- **REQUIRED WORK**
Copy out all of the material exactly as presented.

- **GIVEN ENTRIES**
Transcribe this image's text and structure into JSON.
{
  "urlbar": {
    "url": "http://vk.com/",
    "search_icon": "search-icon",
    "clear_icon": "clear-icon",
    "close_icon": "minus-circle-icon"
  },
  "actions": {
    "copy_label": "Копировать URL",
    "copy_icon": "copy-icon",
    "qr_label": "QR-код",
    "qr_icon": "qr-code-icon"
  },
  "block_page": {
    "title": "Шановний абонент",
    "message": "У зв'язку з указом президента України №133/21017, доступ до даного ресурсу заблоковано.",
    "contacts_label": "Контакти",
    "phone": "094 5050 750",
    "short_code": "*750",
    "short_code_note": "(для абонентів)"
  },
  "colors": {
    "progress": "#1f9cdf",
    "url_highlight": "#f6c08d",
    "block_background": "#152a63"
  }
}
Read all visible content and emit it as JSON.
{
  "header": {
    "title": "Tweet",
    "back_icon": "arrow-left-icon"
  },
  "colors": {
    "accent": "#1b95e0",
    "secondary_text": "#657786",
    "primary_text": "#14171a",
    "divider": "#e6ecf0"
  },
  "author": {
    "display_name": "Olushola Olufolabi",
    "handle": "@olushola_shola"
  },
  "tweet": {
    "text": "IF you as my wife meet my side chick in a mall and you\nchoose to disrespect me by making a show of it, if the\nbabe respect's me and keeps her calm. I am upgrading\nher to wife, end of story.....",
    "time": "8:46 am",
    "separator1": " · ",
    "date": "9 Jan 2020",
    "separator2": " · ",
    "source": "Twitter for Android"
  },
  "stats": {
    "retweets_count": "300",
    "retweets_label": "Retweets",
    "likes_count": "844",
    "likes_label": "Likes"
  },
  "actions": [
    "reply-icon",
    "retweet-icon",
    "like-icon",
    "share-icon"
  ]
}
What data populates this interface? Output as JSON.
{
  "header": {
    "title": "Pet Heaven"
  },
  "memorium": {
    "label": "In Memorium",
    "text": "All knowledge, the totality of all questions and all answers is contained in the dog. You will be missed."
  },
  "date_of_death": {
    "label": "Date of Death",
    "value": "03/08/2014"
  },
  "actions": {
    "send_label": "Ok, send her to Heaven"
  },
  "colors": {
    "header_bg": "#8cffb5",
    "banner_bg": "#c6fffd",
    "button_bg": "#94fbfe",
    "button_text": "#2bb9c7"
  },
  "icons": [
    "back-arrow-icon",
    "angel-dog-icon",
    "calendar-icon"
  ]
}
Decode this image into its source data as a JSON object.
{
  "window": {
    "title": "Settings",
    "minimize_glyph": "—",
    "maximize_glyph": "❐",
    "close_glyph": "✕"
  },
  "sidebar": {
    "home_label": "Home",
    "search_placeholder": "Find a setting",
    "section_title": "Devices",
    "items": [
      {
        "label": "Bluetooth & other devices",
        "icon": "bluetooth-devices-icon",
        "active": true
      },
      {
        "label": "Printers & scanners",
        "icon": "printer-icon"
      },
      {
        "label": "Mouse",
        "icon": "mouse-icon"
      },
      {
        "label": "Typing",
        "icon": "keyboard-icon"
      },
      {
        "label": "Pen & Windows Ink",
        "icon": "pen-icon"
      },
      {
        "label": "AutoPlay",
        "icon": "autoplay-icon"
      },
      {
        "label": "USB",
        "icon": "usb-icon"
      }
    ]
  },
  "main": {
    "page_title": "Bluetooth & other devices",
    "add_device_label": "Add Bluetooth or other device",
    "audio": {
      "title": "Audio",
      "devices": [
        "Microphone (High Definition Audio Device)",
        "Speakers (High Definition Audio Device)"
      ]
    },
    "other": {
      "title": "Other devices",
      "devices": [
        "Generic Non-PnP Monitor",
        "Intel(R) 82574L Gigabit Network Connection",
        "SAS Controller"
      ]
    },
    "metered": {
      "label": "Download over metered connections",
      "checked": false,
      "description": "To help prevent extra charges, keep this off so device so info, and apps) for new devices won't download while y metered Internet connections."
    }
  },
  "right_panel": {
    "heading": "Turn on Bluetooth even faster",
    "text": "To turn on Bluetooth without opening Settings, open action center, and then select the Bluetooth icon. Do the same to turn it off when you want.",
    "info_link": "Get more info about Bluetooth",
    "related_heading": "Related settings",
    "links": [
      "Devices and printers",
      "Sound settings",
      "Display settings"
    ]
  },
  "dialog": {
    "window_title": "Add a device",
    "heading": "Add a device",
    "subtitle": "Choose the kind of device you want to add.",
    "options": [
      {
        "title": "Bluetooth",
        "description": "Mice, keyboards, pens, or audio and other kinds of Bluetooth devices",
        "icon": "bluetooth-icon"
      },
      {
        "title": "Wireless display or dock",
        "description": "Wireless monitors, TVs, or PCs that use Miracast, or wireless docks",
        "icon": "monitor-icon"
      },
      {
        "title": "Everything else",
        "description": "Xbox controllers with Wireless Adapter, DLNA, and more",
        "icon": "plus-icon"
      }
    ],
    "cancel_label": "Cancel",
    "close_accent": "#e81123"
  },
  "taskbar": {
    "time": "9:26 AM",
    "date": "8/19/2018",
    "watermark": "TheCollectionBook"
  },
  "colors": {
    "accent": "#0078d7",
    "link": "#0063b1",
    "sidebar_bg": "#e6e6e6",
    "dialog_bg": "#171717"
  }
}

- **FULL OUTPUT**
Transcribe this image's text and structure into JSON.
{
  "urlbar": {
    "url": "http://vk.com/",
    "search_icon": "search-icon",
    "clear_icon": "clear-icon",
    "close_icon": "minus-circle-icon"
  },
  "actions": {
    "copy_label": "Копировать URL",
    "copy_icon": "copy-icon",
    "qr_label": "QR-код",
    "qr_icon": "qr-code-icon"
  },
  "block_page": {
    "title": "Шановний абонент",
    "message": "У зв'язку з указом президента України №133/21017, доступ до даного ресурсу заблоковано.",
    "contacts_label": "Контакти",
    "phone": "094 5050 750",
    "short_code": "*750",
    "short_code_note": "(для абонентів)"
  },
  "colors": {
    "progress": "#1f9cdf",
    "url_highlight": "#f6c08d",
    "block_background": "#152a63"
  }
}
Read all visible content and emit it as JSON.
{
  "header": {
    "title": "Tweet",
    "back_icon": "arrow-left-icon"
  },
  "colors": {
    "accent": "#1b95e0",
    "secondary_text": "#657786",
    "primary_text": "#14171a",
    "divider": "#e6ecf0"
  },
  "author": {
    "display_name": "Olushola Olufolabi",
    "handle": "@olushola_shola"
  },
  "tweet": {
    "text": "IF you as my wife meet my side chick in a mall and you\nchoose to disrespect me by making a show of it, if the\nbabe respect's me and keeps her calm. I am upgrading\nher to wife, end of story.....",
    "time": "8:46 am",
    "separator1": " · ",
    "date": "9 Jan 2020",
    "separator2": " · ",
    "source": "Twitter for Android"
  },
  "stats": {
    "retweets_count": "300",
    "retweets_label": "Retweets",
    "likes_count": "844",
    "likes_label": "Likes"
  },
  "actions": [
    "reply-icon",
    "retweet-icon",
    "like-icon",
    "share-icon"
  ]
}
What data populates this interface? Output as JSON.
{
  "header": {
    "title": "Pet Heaven"
  },
  "memorium": {
    "label": "In Memorium",
    "text": "All knowledge, the totality of all questions and all answers is contained in the dog. You will be missed."
  },
  "date_of_death": {
    "label": "Date of Death",
    "value": "03/08/2014"
  },
  "actions": {
    "send_label": "Ok, send her to Heaven"
  },
  "colors": {
    "header_bg": "#8cffb5",
    "banner_bg": "#c6fffd",
    "button_bg": "#94fbfe",
    "button_text": "#2bb9c7"
  },
  "icons": [
    "back-arrow-icon",
    "angel-dog-icon",
    "calendar-icon"
  ]
}
Decode this image into its source data as a JSON object.
{
  "window": {
    "title": "Settings",
    "minimize_glyph": "—",
    "maximize_glyph": "❐",
    "close_glyph": "✕"
  },
  "sidebar": {
    "home_label": "Home",
    "search_placeholder": "Find a setting",
    "section_title": "Devices",
    "items": [
      {
        "label": "Bluetooth & other devices",
        "icon": "bluetooth-devices-icon",
        "active": true
      },
      {
        "label": "Printers & scanners",
        "icon": "printer-icon"
      },
      {
        "label": "Mouse",
        "icon": "mouse-icon"
      },
      {
        "label": "Typing",
        "icon": "keyboard-icon"
      },
      {
        "label": "Pen & Windows Ink",
        "icon": "pen-icon"
      },
      {
        "label": "AutoPlay",
        "icon": "autoplay-icon"
      },
      {
        "label": "USB",
        "icon": "usb-icon"
      }
    ]
  },
  "main": {
    "page_title": "Bluetooth & other devices",
    "add_device_label": "Add Bluetooth or other device",
    "audio": {
      "title": "Audio",
      "devices": [
        "Microphone (High Definition Audio Device)",
        "Speakers (High Definition Audio Device)"
      ]
    },
    "other": {
      "title": "Other devices",
      "devices": [
        "Generic Non-PnP Monitor",
        "Intel(R) 82574L Gigabit Network Connection",
        "SAS Controller"
      ]
    },
    "metered": {
      "label": "Download over metered connections",
      "checked": false,
      "description": "To help prevent extra charges, keep this off so device so info, and apps) for new devices won't download while y metered Internet connections."
    }
  },
  "right_panel": {
    "heading": "Turn on Bluetooth even faster",
    "text": "To turn on Bluetooth without opening Settings, open action center, and then select the Bluetooth icon. Do the same to turn it off when you want.",
    "info_link": "Get more info about Bluetooth",
    "related_heading": "Related settings",
    "links": [
      "Devices and printers",
      "Sound settings",
      "Display settings"
    ]
  },
  "dialog": {
    "window_title": "Add a device",
    "heading": "Add a device",
    "subtitle": "Choose the kind of device you want to add.",
    "options": [
      {
        "title": "Bluetooth",
        "description": "Mice, keyboards, pens, or audio and other kinds of Bluetooth devices",
        "icon": "bluetooth-icon"
      },
      {
        "title": "Wireless display or dock",
        "description": "Wireless monitors, TVs, or PCs that use Miracast, or wireless docks",
        "icon": "monitor-icon"
      },
      {
        "title": "Everything else",
        "description": "Xbox controllers with Wireless Adapter, DLNA, and more",
        "icon": "plus-icon"
      }
    ],
    "cancel_label": "Cancel",
    "close_accent": "#e81123"
  },
  "taskbar": {
    "time": "9:26 AM",
    "date": "8/19/2018",
    "watermark": "TheCollectionBook"
  },
  "colors": {
    "accent": "#0078d7",
    "link": "#0063b1",
    "sidebar_bg": "#e6e6e6",
    "dialog_bg": "#171717"
  }
}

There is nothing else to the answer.